| Liste des tâches |
**A)** Reproduisez fidèlement le passage du texte sur Darwich qui va de « Profondément engagé dans » jusqu'à « moins vingt-deux langues. » inclus.
**B)** Poursuivez la rédaction du texte sur Darwich à partir de sa dernière phrase.

| Extrait source |
****************

Profondément engagé dans la lutte de son peuple, il n'a pour autant jamais cessé d'espérer la paix et sa renommée dépasse largement les frontières de son pays. Il est le président de l'Union des écrivains palestiniens. Il a publié plus de vingt volumes de poésie, sept livres en prose et a été rédacteur de plusieurs publications, comme Al-jadid - (الجديد - Le nouveau), Al-fajr (الفجر - L'aube), Shu'un filistiniyya (شؤون فلسطينية - Affaires palestiniennes) et Al-Karmel (الكرمل) . Il est reconnu internationalement pour sa poésie qui se concentre sur sa nostalgie de la patrie perdue. Ses œuvres lui ont valu de multiples récompenses et il a été publié dans au moins vingt-deux langues.

Dans les années 1960, Darwich a rejoint le Parti communiste d'Israël, le Rakah, mais il est plus connu pour son engagement au sein de l'Organisation de libération de la Palestine (OLP). Élu membre du comité exécutif de l'OLP en 1987, il quitte l'organisation en 1993 pour protester contre les accords d'Oslo. Après plus de trente ans de vie en exil, il peut rentrer sous conditions en Palestine, où il s'installe à Ramallah.

****************

| Données fournies |
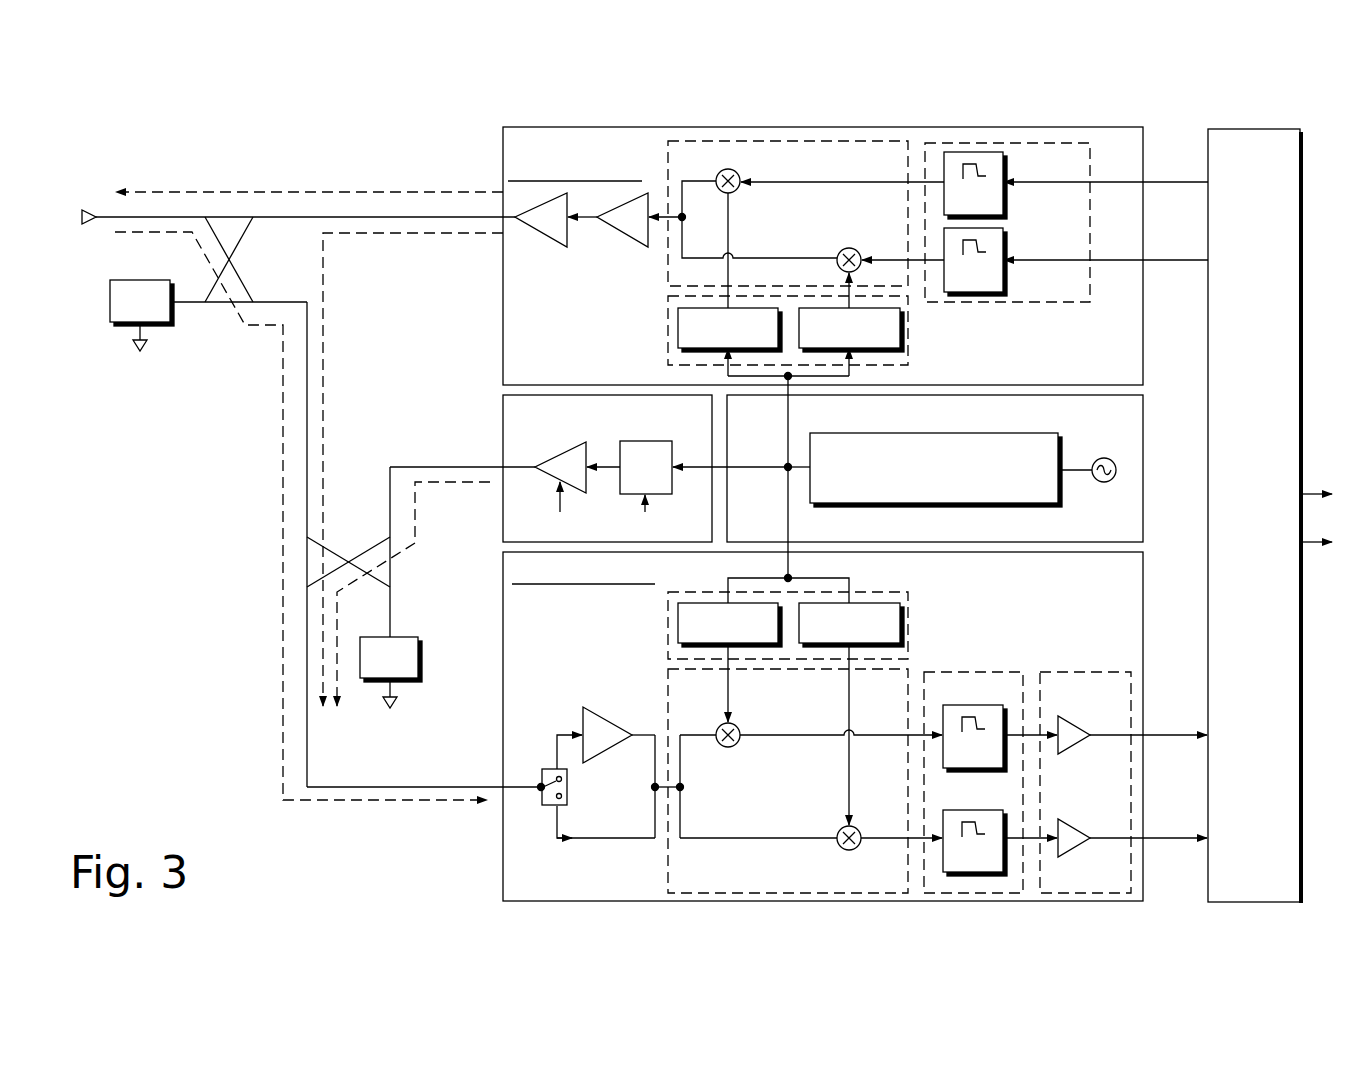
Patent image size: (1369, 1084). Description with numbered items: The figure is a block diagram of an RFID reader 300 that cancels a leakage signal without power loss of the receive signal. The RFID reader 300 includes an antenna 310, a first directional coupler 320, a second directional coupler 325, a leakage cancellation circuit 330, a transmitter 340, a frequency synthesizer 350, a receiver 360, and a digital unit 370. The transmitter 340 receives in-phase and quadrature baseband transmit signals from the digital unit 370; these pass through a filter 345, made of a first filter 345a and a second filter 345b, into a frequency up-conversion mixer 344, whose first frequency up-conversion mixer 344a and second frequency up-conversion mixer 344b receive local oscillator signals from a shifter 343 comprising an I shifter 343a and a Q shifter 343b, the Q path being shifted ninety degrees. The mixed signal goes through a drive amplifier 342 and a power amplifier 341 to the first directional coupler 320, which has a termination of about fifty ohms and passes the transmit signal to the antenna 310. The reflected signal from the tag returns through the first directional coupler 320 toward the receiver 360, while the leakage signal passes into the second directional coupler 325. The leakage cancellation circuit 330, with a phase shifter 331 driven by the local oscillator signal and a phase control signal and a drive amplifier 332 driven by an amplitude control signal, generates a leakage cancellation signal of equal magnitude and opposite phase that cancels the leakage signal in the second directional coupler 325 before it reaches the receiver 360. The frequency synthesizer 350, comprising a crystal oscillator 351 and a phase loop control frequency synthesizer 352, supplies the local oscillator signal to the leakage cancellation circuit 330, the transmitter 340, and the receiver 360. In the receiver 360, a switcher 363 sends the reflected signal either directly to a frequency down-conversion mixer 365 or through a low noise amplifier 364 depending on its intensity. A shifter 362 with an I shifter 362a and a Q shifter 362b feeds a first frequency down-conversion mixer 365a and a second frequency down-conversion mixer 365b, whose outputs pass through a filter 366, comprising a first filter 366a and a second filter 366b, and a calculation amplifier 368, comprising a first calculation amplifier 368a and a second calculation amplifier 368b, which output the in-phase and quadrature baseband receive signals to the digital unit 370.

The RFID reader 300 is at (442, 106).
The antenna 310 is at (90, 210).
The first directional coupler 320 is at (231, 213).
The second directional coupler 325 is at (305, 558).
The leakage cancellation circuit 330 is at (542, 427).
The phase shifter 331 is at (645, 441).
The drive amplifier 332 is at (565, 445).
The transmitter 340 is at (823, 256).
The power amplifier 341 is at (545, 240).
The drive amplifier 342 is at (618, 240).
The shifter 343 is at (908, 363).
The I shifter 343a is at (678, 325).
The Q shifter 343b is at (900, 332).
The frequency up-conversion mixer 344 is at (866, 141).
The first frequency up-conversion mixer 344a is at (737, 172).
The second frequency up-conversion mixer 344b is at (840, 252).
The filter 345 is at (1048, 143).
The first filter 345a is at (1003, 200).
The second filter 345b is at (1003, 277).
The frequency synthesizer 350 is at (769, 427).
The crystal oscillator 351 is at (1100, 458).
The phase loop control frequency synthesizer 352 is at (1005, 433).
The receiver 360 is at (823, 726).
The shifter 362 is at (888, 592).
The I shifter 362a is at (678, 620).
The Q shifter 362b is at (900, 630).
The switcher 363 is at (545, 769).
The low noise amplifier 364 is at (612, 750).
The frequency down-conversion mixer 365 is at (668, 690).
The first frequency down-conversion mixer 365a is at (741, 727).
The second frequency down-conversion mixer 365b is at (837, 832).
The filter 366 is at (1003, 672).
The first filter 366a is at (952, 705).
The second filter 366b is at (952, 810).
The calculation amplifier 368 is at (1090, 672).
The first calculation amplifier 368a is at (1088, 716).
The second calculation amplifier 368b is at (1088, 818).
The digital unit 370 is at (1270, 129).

****************

| Réponses par tâche |
**A)**
Profondément engagé dans la lutte de son peuple, il n'a pour autant jamais cessé d'espérer la paix et sa renommée dépasse largement les frontières de son pays. Il est le président de l'Union des écrivains palestiniens. Il a publié plus de vingt volumes de poésie, sept livres en prose et a été rédacteur de plusieurs publications, comme Al-jadid - (الجديد - Le nouveau), Al-fajr (الفجر - L'aube), Shu'un filistiniyya (شؤون فلسطينية - Affaires palestiniennes) et Al-Karmel (الكرمل) . Il est reconnu internationalement pour sa poésie qui se concentre sur sa nostalgie de la patrie perdue. Ses œuvres lui ont valu de multiples récompenses et il a été publié dans au moins vingt-deux langues.

**B)**
Mahmoud Darwich est né en 1941 à Al-Birwah, en Galilée, à 9 kilomètres à l'Est de Saint-Jean-d'Acre en Palestine sous mandat britannique, aujourd'hui Israël. Il est le deuxième enfant d'une famille musulmane sunnite de propriétaires terriens, avec quatre frères et trois sœurs. Après l'établissement d'Israël en 1948, le village fut rasé entièrement et la famille Darwich s'enfuit au Liban, où elle resta un an, avant de rentrer clandestinement en Palestine où elle découvre que leur village a été remplacé par un nouveau village juif. La famille s'installe alors à Dair Al-Assad.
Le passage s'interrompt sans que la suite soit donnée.